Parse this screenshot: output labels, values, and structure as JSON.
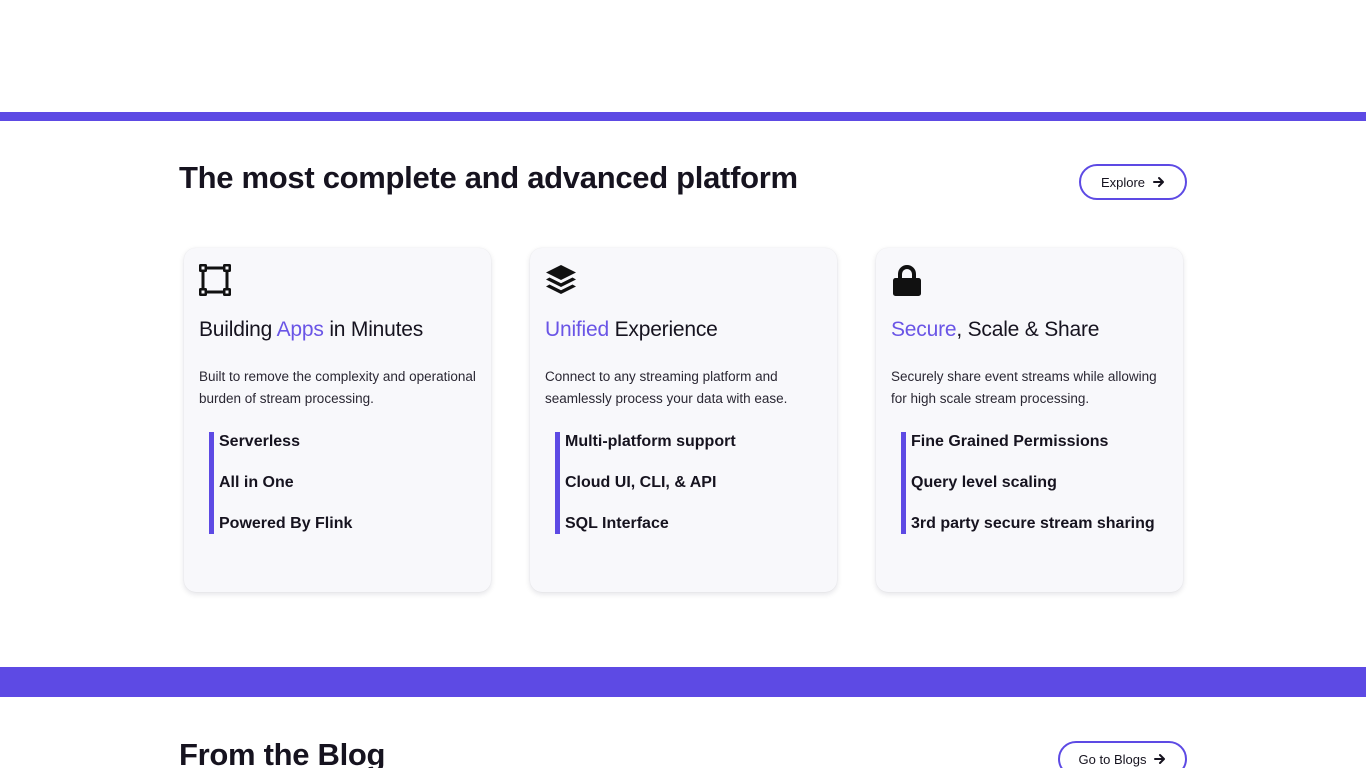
{
  "colors": {
    "accent": "#5d4ae4",
    "highlight": "#6a55e6",
    "text": "#16131f",
    "card_bg": "#f8f8fb"
  },
  "platform": {
    "title": "The most complete and advanced platform",
    "explore_label": "Explore",
    "cards": [
      {
        "icon": "vector-square-icon",
        "title_pre": "Building ",
        "title_hl": "Apps",
        "title_post": " in Minutes",
        "description": "Built to remove the complexity and operational burden of stream processing.",
        "features": [
          "Serverless",
          "All in One",
          "Powered By Flink"
        ]
      },
      {
        "icon": "layer-group-icon",
        "title_pre": "",
        "title_hl": "Unified",
        "title_post": " Experience",
        "description": "Connect to any streaming platform and seamlessly process your data with ease.",
        "features": [
          "Multi-platform support",
          "Cloud UI, CLI, & API",
          "SQL Interface"
        ]
      },
      {
        "icon": "lock-icon",
        "title_pre": "",
        "title_hl": "Secure",
        "title_post": ", Scale & Share",
        "description": "Securely share event streams while allowing for high scale stream processing.",
        "features": [
          "Fine Grained Permissions",
          "Query level scaling",
          "3rd party secure stream sharing"
        ]
      }
    ]
  },
  "blog": {
    "title": "From the Blog",
    "go_label": "Go to Blogs"
  }
}
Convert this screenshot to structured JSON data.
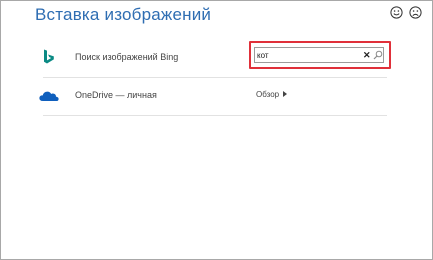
{
  "dialog": {
    "title": "Вставка изображений"
  },
  "feedback": {
    "happy_icon": "smiley-happy-icon",
    "sad_icon": "smiley-sad-icon"
  },
  "sources": {
    "bing": {
      "icon": "bing-logo-icon",
      "label": "Поиск изображений Bing",
      "search_value": "кот",
      "clear_glyph": "✕",
      "search_icon": "search-icon"
    },
    "onedrive": {
      "icon": "onedrive-cloud-icon",
      "label": "OneDrive — личная",
      "browse_label": "Обзор"
    }
  },
  "colors": {
    "title": "#2e6db2",
    "bing": "#0a8a84",
    "onedrive": "#0f5fbd",
    "highlight": "#e0303a"
  }
}
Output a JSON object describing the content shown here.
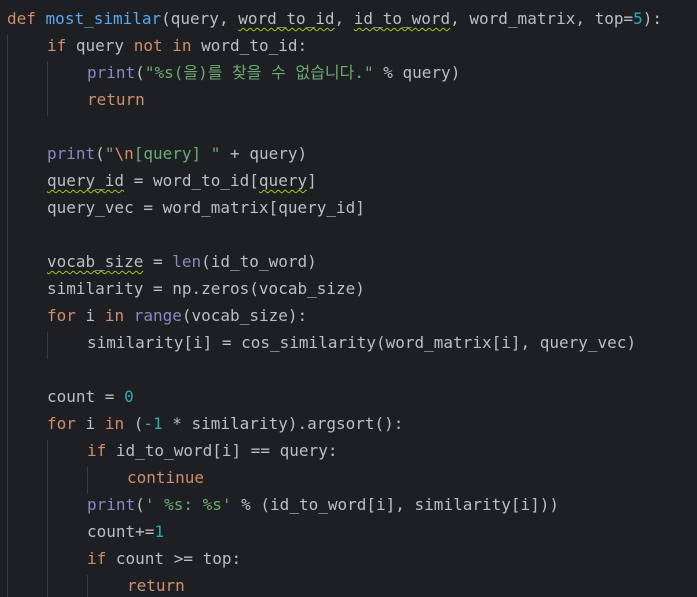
{
  "code": {
    "l1": {
      "kw": "def",
      "fname": "most_similar",
      "p1": "(query, ",
      "a1": "word_to_id",
      "p2": ", ",
      "a2": "id_to_word",
      "p3": ", word_matrix, top=",
      "num": "5",
      "p4": "):"
    },
    "l2": {
      "kw1": "if",
      "t1": " query ",
      "kw2": "not",
      "t2": " ",
      "kw3": "in",
      "t3": " word_to_id:"
    },
    "l3": {
      "bi": "print",
      "t1": "(",
      "s1": "\"%s(을)를 찾을 수 없습니다.\"",
      "t2": " % query)"
    },
    "l4": {
      "kw": "return"
    },
    "l6": {
      "bi": "print",
      "t1": "(",
      "s1": "\"",
      "esc": "\\n",
      "s2": "[query] \"",
      "t2": " + query)"
    },
    "l7": {
      "v1": "query_id",
      "t1": " = word_to_id[",
      "v2": "query",
      "t2": "]"
    },
    "l8": {
      "t1": "query_vec = word_matrix[query_id]"
    },
    "l10": {
      "v1": "vocab_size",
      "t1": " = ",
      "bi": "len",
      "t2": "(id_to_word)"
    },
    "l11": {
      "t1": "similarity = np.zeros(vocab_size)"
    },
    "l12": {
      "kw1": "for",
      "t1": " i ",
      "kw2": "in",
      "t2": " ",
      "bi": "range",
      "t3": "(vocab_size):"
    },
    "l13": {
      "t1": "similarity[i] = cos_similarity(word_matrix[i], query_vec)"
    },
    "l15": {
      "t1": "count = ",
      "num": "0"
    },
    "l16": {
      "kw1": "for",
      "t1": " i ",
      "kw2": "in",
      "t2": " (",
      "num": "-1",
      "t3": " * similarity).argsort():"
    },
    "l17": {
      "kw": "if",
      "t1": " id_to_word[i] == query:"
    },
    "l18": {
      "kw": "continue"
    },
    "l19": {
      "bi": "print",
      "t1": "(",
      "s1": "' %s: %s'",
      "t2": " % (id_to_word[i], similarity[i]))"
    },
    "l20": {
      "t1": "count+=",
      "num": "1"
    },
    "l21": {
      "kw": "if",
      "t1": " count >= top:"
    },
    "l22": {
      "kw": "return"
    }
  },
  "colors": {
    "background": "#1e1f22",
    "keyword": "#cf8e6d",
    "function_def": "#56a8f5",
    "builtin": "#8888c6",
    "string": "#6aab73",
    "number": "#2aacb8",
    "default_text": "#bcbec4",
    "indent_guide": "#393b40",
    "typo_squiggle": "#a8c023"
  }
}
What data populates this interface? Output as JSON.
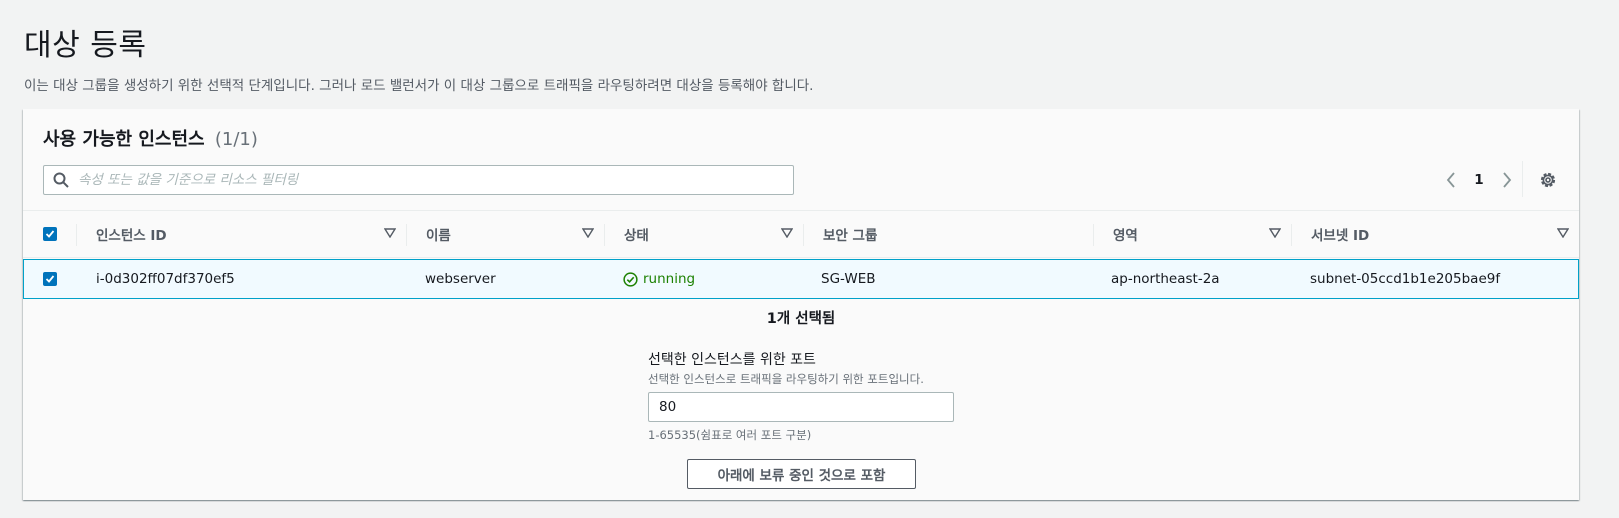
{
  "page": {
    "title": "대상 등록",
    "description": "이는 대상 그룹을 생성하기 위한 선택적 단계입니다. 그러나 로드 밸런서가 이 대상 그룹으로 트래픽을 라우팅하려면 대상을 등록해야 합니다."
  },
  "instances_panel": {
    "title": "사용 가능한 인스턴스",
    "count": "(1/1)",
    "filter_placeholder": "속성 또는 값을 기준으로 리소스 필터링",
    "pagination": {
      "current_page": "1"
    }
  },
  "table": {
    "columns": [
      {
        "label": "인스턴스 ID"
      },
      {
        "label": "이름"
      },
      {
        "label": "상태"
      },
      {
        "label": "보안 그룹"
      },
      {
        "label": "영역"
      },
      {
        "label": "서브넷 ID"
      }
    ],
    "rows": [
      {
        "instance_id": "i-0d302ff07df370ef5",
        "name": "webserver",
        "status": "running",
        "security_group": "SG-WEB",
        "zone": "ap-northeast-2a",
        "subnet_id": "subnet-05ccd1b1e205bae9f"
      }
    ]
  },
  "selection": {
    "summary": "1개 선택됨",
    "port_label": "선택한 인스턴스를 위한 포트",
    "port_description": "선택한 인스턴스로 트래픽을 라우팅하기 위한 포트입니다.",
    "port_value": "80",
    "port_hint": "1-65535(쉼표로 여러 포트 구분)",
    "include_button": "아래에 보류 중인 것으로 포함"
  },
  "colors": {
    "accent": "#0073bb",
    "status_running": "#1d8102",
    "selected_row_bg": "#f1faff",
    "selected_row_border": "#00a1c9"
  }
}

---+---

From the entries above, copy out every line where the string "count" appears.

Result of the task:
      "t1": "count = ",
      "t1": "count+=",
      "t1": " count >= top:"
    "count": "(1/1)",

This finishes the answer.